__Short problem__
Can you give all the records again without altering a single character?

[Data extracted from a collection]
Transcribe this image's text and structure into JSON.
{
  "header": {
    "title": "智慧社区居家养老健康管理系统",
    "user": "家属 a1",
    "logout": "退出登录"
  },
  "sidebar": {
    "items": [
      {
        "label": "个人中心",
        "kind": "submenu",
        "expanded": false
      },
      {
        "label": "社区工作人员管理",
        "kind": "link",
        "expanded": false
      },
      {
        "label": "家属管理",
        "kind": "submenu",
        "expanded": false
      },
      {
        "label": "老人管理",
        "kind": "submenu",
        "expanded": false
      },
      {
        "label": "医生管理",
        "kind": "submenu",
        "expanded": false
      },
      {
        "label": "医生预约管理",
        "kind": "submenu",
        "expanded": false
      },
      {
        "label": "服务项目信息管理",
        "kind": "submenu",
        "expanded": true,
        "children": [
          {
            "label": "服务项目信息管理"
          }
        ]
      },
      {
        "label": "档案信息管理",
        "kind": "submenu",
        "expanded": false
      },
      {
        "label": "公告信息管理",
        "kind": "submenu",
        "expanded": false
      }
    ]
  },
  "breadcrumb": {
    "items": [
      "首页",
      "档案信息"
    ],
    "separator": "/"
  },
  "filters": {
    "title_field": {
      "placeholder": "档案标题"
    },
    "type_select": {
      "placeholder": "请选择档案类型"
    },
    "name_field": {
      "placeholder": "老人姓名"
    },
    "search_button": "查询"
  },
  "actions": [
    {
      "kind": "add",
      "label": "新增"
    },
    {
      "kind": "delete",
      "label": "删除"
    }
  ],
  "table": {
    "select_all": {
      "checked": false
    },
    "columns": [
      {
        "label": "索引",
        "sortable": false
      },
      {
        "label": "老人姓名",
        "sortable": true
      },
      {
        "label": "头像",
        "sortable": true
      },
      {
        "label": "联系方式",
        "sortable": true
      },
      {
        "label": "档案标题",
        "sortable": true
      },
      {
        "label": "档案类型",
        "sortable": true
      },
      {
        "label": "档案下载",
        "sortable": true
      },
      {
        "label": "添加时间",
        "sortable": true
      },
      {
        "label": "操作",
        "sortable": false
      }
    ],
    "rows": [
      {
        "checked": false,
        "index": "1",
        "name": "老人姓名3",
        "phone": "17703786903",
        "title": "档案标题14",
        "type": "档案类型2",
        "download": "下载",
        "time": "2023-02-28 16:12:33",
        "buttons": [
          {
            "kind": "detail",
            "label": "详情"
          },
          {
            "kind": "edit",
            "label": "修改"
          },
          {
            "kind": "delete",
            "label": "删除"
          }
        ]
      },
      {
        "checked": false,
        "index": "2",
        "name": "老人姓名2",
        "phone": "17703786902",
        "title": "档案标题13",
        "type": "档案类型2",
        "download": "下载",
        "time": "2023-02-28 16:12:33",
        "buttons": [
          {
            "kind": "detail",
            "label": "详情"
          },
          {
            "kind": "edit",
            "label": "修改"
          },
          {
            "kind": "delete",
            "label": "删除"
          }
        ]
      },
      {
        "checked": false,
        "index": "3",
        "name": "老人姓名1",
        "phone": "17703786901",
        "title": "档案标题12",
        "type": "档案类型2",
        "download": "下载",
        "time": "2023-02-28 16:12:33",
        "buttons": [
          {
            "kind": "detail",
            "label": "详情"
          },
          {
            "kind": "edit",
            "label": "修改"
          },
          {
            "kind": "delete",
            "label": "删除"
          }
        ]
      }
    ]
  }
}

__Task result__
Transcribe this image's text and structure into JSON.
{
  "header": {
    "title": "智慧社区居家养老健康管理系统",
    "user": "家属 a1",
    "logout": "退出登录"
  },
  "sidebar": {
    "items": [
      {
        "label": "个人中心",
        "kind": "submenu",
        "expanded": false
      },
      {
        "label": "社区工作人员管理",
        "kind": "link",
        "expanded": false
      },
      {
        "label": "家属管理",
        "kind": "submenu",
        "expanded": false
      },
      {
        "label": "老人管理",
        "kind": "submenu",
        "expanded": false
      },
      {
        "label": "医生管理",
        "kind": "submenu",
        "expanded": false
      },
      {
        "label": "医生预约管理",
        "kind": "submenu",
        "expanded": false
      },
      {
        "label": "服务项目信息管理",
        "kind": "submenu",
        "expanded": true,
        "children": [
          {
            "label": "服务项目信息管理"
          }
        ]
      },
      {
        "label": "档案信息管理",
        "kind": "submenu",
        "expanded": false
      },
      {
        "label": "公告信息管理",
        "kind": "submenu",
        "expanded": false
      }
    ]
  },
  "breadcrumb": {
    "items": [
      "首页",
      "档案信息"
    ],
    "separator": "/"
  },
  "filters": {
    "title_field": {
      "placeholder": "档案标题"
    },
    "type_select": {
      "placeholder": "请选择档案类型"
    },
    "name_field": {
      "placeholder": "老人姓名"
    },
    "search_button": "查询"
  },
  "actions": [
    {
      "kind": "add",
      "label": "新增"
    },
    {
      "kind": "delete",
      "label": "删除"
    }
  ],
  "table": {
    "select_all": {
      "checked": false
    },
    "columns": [
      {
        "label": "索引",
        "sortable": false
      },
      {
        "label": "老人姓名",
        "sortable": true
      },
      {
        "label": "头像",
        "sortable": true
      },
      {
        "label": "联系方式",
        "sortable": true
      },
      {
        "label": "档案标题",
        "sortable": true
      },
      {
        "label": "档案类型",
        "sortable": true
      },
      {
        "label": "档案下载",
        "sortable": true
      },
      {
        "label": "添加时间",
        "sortable": true
      },
      {
        "label": "操作",
        "sortable": false
      }
    ],
    "rows": [
      {
        "checked": false,
        "index": "1",
        "name": "老人姓名3",
        "phone": "17703786903",
        "title": "档案标题14",
        "type": "档案类型2",
        "download": "下载",
        "time": "2023-02-28 16:12:33",
        "buttons": [
          {
            "kind": "detail",
            "label": "详情"
          },
          {
            "kind": "edit",
            "label": "修改"
          },
          {
            "kind": "delete",
            "label": "删除"
          }
        ]
      },
      {
        "checked": false,
        "index": "2",
        "name": "老人姓名2",
        "phone": "17703786902",
        "title": "档案标题13",
        "type": "档案类型2",
        "download": "下载",
        "time": "2023-02-28 16:12:33",
        "buttons": [
          {
            "kind": "detail",
            "label": "详情"
          },
          {
            "kind": "edit",
            "label": "修改"
          },
          {
            "kind": "delete",
            "label": "删除"
          }
        ]
      },
      {
        "checked": false,
        "index": "3",
        "name": "老人姓名1",
        "phone": "17703786901",
        "title": "档案标题12",
        "type": "档案类型2",
        "download": "下载",
        "time": "2023-02-28 16:12:33",
        "buttons": [
          {
            "kind": "detail",
            "label": "详情"
          },
          {
            "kind": "edit",
            "label": "修改"
          },
          {
            "kind": "delete",
            "label": "删除"
          }
        ]
      }
    ]
  }
}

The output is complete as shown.